▽

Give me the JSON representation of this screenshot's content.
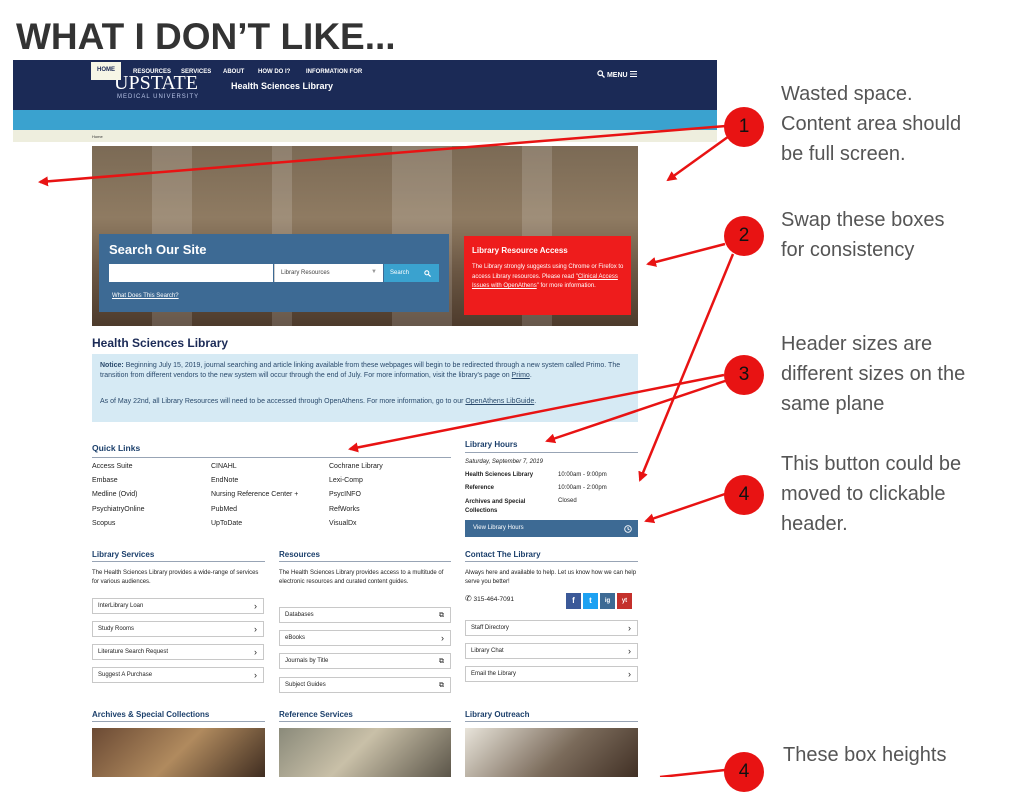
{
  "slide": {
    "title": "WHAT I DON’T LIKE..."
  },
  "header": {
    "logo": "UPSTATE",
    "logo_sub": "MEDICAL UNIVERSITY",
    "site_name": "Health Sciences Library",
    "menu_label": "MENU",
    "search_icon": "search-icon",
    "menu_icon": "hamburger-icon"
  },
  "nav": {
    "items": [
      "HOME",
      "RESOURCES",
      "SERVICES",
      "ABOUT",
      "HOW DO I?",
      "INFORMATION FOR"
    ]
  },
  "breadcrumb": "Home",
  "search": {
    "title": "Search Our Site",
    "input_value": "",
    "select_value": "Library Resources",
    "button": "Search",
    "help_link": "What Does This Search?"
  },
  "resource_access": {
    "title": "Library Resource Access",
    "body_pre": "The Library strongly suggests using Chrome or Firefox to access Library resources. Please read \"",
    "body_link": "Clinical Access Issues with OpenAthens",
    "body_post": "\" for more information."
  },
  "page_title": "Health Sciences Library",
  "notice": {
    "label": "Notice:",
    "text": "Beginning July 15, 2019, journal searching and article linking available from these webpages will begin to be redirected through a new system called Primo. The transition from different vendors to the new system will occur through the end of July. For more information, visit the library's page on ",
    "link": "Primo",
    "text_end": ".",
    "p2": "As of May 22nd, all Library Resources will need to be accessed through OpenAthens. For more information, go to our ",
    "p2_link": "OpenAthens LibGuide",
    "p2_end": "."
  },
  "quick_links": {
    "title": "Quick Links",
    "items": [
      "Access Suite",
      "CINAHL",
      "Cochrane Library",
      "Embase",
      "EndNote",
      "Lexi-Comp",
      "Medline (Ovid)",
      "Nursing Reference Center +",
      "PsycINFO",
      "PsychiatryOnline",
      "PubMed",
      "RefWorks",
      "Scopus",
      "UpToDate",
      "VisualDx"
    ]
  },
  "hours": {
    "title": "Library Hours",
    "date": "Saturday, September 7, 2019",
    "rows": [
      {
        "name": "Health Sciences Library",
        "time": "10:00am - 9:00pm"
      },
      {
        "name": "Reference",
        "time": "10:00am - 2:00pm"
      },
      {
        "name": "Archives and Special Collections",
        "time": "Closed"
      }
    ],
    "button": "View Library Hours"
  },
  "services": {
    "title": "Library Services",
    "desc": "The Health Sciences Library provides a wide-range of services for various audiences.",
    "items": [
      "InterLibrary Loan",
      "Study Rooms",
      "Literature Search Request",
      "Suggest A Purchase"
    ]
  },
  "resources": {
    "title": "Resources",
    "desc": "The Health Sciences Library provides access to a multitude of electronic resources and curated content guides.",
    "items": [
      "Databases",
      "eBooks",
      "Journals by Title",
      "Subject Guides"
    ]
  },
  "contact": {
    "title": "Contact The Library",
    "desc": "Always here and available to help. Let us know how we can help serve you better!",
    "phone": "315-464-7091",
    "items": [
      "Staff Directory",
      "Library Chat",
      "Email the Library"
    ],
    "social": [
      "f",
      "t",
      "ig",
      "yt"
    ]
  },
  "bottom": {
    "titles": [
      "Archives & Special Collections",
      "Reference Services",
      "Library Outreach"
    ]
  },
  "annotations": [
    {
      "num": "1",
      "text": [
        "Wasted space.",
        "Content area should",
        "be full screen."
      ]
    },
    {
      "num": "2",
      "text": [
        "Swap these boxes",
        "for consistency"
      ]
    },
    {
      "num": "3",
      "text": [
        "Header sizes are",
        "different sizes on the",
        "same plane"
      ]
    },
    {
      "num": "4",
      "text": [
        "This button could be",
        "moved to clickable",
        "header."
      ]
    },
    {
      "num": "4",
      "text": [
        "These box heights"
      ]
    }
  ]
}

△
▽

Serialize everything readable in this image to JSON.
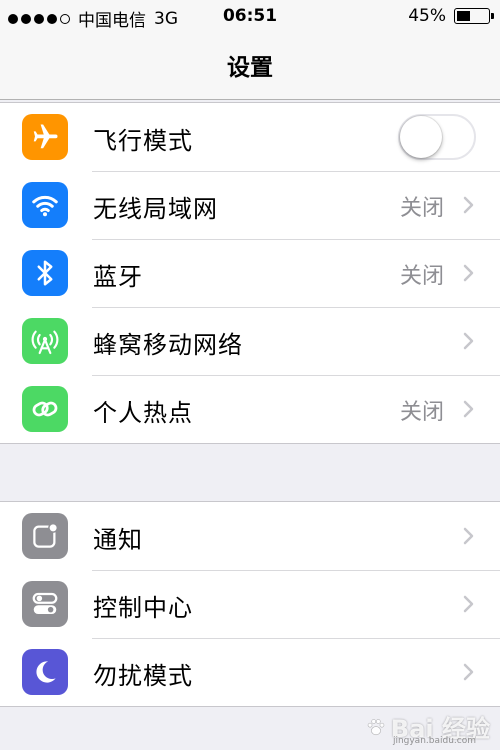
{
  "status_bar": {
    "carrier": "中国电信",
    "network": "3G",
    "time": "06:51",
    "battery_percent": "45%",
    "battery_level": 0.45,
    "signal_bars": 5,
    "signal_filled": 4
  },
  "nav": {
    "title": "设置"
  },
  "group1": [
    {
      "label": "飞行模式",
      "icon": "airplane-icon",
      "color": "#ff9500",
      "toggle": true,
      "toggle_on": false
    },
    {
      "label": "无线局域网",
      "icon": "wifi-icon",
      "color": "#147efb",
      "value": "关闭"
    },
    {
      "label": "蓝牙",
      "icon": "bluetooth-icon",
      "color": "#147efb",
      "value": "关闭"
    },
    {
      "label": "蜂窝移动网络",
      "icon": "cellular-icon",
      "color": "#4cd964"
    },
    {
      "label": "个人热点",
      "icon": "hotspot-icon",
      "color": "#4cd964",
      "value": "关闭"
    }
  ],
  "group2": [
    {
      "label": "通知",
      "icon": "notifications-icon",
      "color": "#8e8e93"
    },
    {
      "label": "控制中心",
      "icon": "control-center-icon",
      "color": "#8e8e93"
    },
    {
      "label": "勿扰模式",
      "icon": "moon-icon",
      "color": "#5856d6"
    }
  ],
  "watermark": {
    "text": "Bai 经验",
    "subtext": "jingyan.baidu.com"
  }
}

△
▽

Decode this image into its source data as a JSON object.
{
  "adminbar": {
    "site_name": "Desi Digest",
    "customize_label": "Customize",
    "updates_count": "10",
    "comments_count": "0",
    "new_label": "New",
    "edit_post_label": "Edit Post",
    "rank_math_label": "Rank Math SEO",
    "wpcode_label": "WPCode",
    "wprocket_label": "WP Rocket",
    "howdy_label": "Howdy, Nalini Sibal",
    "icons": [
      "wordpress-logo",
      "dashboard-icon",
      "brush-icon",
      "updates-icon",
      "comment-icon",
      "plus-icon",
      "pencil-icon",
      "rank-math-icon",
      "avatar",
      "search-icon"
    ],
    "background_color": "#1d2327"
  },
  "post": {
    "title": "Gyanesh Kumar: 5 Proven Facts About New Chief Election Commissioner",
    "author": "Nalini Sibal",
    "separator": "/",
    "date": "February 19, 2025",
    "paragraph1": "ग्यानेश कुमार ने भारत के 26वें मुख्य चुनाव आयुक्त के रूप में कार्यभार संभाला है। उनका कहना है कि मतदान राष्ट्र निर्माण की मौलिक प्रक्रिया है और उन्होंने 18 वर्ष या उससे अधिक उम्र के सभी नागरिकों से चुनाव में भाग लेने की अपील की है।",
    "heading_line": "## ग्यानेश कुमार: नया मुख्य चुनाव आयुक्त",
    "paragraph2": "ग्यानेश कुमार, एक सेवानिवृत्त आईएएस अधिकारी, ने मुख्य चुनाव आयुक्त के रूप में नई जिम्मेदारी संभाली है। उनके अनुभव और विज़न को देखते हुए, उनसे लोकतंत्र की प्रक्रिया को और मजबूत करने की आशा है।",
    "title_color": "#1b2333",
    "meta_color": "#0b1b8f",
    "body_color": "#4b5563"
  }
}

△

_Instructions for the task:_
Find the lines containing "through" and list every one of them.

_Result of this task:_
    "text": "Beginning July 15, 2019, journal searching and article linking available from these webpages will begin to be redirected through a new system called Primo. The transition from different vendors to the new system will occur through the end of July. For more information, visit the library's page on ",
    "p2": "As of May 22nd, all Library Resources will need to be accessed through OpenAthens. For more information, go to our ",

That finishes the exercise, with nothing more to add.